**Short task:**
Go over the entries below line by line, copying each one that contains the word "Extrapolated".

[Entries from a dataset]
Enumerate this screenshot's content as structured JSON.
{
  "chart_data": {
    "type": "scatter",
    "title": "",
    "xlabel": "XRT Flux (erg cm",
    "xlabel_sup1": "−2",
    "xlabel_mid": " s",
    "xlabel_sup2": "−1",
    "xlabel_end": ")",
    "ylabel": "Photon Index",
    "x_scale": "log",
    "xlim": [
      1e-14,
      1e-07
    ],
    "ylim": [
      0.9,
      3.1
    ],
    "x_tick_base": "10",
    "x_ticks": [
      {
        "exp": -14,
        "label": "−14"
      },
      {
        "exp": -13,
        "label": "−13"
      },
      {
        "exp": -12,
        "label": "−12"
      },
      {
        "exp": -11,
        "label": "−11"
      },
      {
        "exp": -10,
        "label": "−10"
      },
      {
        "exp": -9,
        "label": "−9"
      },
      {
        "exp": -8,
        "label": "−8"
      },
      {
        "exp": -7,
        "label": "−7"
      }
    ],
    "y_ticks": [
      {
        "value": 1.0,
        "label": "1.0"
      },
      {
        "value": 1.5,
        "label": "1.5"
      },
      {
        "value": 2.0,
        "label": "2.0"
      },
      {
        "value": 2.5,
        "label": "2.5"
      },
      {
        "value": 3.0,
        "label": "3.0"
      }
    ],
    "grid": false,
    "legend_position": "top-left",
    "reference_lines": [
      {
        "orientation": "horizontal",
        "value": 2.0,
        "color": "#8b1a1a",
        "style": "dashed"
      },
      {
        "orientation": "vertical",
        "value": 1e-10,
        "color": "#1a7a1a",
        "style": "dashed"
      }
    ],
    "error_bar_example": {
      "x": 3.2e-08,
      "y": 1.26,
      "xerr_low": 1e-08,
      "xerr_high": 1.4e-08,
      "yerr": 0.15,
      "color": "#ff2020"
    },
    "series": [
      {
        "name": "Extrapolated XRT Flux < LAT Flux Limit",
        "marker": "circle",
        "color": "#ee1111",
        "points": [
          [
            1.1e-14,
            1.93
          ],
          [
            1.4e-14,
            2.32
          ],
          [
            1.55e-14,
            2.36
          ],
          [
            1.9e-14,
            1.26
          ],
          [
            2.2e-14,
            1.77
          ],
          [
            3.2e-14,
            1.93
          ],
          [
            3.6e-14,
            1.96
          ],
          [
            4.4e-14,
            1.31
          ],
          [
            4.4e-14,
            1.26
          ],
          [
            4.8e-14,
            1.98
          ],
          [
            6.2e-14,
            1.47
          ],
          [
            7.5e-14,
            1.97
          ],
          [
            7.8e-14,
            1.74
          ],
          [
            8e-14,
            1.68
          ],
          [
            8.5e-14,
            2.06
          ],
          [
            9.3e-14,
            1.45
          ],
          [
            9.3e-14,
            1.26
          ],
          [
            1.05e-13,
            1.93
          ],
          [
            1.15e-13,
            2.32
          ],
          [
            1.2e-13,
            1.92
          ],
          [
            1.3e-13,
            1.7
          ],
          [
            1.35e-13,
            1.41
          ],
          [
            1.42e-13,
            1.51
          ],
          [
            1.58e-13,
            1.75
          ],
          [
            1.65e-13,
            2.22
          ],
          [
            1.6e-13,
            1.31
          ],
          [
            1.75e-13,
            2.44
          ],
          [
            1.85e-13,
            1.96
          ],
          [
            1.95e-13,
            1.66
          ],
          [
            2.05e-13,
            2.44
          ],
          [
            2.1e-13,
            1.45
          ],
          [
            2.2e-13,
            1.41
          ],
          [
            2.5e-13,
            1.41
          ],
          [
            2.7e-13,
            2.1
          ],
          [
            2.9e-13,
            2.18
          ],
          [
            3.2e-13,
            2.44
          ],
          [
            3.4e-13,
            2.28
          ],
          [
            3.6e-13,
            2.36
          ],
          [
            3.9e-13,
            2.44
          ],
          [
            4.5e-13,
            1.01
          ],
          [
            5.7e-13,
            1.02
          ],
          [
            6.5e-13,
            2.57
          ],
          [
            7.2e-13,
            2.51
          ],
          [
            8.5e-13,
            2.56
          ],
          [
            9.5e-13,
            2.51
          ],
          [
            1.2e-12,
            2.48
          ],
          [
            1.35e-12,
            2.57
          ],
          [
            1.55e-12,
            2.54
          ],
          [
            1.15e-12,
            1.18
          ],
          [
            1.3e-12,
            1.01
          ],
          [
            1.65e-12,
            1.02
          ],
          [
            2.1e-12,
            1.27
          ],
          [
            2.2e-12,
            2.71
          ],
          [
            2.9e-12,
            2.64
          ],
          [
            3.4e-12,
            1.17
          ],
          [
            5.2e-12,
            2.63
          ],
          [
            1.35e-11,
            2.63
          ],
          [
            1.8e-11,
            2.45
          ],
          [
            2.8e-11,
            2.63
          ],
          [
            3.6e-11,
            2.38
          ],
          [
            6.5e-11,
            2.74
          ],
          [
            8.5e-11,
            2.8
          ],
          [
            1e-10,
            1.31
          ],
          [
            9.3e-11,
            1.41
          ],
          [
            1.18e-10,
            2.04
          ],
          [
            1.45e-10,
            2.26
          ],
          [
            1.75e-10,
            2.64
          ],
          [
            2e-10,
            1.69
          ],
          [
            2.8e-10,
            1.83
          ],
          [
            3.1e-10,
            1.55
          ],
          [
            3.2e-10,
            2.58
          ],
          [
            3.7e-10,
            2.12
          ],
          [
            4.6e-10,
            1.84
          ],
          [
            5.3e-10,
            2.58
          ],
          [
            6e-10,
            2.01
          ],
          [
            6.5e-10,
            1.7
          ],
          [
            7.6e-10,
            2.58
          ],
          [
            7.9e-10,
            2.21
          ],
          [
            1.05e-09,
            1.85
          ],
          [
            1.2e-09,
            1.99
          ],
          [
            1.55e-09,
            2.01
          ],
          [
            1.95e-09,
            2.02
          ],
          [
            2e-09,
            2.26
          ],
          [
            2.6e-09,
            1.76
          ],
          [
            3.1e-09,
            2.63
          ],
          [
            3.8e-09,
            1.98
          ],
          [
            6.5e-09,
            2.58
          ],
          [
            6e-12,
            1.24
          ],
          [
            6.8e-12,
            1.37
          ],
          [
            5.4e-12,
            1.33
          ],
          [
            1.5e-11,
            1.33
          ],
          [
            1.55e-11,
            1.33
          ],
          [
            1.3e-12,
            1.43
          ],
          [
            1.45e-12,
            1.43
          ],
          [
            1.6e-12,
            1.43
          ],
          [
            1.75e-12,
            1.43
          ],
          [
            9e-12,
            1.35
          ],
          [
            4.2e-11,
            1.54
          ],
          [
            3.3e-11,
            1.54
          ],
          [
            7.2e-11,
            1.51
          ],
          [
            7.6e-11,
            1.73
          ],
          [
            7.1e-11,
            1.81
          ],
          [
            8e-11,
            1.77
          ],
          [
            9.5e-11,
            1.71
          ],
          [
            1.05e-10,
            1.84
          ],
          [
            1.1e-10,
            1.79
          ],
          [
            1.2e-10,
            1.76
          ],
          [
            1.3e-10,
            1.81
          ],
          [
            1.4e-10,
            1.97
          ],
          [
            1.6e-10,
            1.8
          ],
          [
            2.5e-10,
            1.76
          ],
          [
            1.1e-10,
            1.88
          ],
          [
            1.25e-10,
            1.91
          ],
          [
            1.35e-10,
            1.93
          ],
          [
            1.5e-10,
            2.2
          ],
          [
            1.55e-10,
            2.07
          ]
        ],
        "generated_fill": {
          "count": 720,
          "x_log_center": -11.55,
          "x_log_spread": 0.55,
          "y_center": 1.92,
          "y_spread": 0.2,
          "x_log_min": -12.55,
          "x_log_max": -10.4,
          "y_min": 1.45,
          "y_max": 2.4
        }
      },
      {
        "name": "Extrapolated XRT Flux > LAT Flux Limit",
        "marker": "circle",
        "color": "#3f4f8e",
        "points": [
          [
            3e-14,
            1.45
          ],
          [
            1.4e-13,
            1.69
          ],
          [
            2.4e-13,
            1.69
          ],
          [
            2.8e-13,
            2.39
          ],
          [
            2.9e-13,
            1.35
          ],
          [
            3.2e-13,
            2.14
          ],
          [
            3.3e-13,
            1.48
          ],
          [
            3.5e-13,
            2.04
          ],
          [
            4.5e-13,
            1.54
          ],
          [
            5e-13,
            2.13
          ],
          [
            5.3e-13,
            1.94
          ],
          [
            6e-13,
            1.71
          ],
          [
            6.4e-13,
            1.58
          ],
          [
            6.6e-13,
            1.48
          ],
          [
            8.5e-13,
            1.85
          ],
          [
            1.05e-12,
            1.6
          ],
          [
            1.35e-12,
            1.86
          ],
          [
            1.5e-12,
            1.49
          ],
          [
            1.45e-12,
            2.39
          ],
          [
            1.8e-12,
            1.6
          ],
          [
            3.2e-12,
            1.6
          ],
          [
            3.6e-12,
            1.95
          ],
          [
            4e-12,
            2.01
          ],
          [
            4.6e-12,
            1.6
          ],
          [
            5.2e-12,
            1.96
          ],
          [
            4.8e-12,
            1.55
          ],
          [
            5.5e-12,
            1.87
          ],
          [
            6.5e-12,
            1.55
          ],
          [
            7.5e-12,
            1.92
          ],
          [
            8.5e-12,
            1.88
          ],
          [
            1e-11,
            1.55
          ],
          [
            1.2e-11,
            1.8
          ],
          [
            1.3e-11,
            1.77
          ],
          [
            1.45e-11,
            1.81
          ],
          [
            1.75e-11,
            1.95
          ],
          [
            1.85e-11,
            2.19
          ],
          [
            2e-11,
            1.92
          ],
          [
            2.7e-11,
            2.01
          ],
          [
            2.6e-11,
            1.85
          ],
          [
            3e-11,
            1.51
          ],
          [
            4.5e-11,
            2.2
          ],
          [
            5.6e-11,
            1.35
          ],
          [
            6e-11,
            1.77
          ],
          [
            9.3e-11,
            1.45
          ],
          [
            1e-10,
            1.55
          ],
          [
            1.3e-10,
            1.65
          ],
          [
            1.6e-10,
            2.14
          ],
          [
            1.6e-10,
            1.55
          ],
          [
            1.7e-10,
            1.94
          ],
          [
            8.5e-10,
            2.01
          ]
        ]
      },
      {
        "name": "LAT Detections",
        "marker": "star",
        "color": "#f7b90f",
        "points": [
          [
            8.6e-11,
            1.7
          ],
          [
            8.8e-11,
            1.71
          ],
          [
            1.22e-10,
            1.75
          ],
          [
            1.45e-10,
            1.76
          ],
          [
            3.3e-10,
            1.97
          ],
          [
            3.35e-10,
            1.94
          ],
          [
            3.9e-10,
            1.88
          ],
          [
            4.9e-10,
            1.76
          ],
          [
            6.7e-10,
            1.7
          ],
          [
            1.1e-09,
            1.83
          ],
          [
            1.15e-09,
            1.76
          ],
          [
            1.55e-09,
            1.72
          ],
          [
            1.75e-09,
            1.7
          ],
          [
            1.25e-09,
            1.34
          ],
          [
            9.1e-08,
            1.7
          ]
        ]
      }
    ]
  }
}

* * *

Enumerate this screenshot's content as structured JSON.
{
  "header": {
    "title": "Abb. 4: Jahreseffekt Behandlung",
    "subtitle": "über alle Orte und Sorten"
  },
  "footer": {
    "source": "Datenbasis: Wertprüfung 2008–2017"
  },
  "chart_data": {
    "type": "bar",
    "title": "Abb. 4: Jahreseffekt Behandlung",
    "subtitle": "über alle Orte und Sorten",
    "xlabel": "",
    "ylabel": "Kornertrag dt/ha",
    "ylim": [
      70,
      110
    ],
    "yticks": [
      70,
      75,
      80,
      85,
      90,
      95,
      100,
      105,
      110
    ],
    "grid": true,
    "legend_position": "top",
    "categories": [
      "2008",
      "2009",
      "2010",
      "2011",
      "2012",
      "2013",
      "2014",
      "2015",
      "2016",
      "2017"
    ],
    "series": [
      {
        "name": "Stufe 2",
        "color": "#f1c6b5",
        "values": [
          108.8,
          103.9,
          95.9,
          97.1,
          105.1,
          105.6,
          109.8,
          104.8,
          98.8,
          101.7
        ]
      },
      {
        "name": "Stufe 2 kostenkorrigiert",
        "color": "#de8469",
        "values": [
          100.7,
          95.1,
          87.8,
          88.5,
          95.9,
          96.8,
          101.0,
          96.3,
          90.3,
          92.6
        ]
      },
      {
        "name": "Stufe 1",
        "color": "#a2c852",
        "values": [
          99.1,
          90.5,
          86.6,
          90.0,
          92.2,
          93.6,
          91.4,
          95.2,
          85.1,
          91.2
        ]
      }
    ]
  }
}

**Result of this exercise:**
        "name": "Extrapolated XRT Flux < LAT Flux Limit",
        "name": "Extrapolated XRT Flux > LAT Flux Limit",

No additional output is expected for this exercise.